## START MATERIAL PROVIDED

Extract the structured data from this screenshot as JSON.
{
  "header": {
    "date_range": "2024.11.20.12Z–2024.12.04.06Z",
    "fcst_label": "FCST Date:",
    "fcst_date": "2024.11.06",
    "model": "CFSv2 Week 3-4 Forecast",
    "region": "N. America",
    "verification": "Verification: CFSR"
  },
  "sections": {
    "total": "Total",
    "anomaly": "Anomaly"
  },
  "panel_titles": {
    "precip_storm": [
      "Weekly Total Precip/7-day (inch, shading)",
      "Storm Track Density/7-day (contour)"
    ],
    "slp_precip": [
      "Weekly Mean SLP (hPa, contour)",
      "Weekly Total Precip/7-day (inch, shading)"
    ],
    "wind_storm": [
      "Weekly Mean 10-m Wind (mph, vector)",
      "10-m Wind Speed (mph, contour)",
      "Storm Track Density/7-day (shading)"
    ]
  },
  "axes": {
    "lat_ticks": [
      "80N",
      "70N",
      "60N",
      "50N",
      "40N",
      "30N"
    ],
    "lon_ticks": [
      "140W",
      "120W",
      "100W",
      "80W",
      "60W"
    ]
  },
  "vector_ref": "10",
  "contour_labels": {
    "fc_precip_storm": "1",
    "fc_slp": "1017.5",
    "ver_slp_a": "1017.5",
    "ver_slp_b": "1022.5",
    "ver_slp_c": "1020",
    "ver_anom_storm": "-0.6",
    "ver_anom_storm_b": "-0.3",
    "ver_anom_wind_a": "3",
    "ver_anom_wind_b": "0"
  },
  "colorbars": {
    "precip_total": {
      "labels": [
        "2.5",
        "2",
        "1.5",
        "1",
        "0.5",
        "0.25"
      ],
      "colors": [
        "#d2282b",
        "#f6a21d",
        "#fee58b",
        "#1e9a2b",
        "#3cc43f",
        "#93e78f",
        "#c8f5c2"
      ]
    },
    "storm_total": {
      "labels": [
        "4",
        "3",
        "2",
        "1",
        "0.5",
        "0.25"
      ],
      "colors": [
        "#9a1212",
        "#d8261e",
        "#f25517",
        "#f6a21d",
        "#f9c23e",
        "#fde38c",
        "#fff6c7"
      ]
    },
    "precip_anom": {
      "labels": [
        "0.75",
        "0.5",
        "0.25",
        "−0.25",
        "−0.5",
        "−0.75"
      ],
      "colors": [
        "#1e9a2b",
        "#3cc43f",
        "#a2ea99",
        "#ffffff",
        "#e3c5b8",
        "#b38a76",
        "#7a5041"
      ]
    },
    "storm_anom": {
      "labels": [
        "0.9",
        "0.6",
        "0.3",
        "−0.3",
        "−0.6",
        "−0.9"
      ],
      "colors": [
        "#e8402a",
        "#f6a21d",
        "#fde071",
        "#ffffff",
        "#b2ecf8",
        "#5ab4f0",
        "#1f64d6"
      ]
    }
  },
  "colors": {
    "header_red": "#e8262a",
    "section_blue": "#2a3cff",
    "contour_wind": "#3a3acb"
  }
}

## END MATERIAL PROVIDED

=== PROBLEM REQUIREMENTS ===
Return each line among the entries that holds the word "Mean".

=== ANSWER BELOW ===
      "Weekly Mean SLP (hPa, contour)",
      "Weekly Mean 10-m Wind (mph, vector)",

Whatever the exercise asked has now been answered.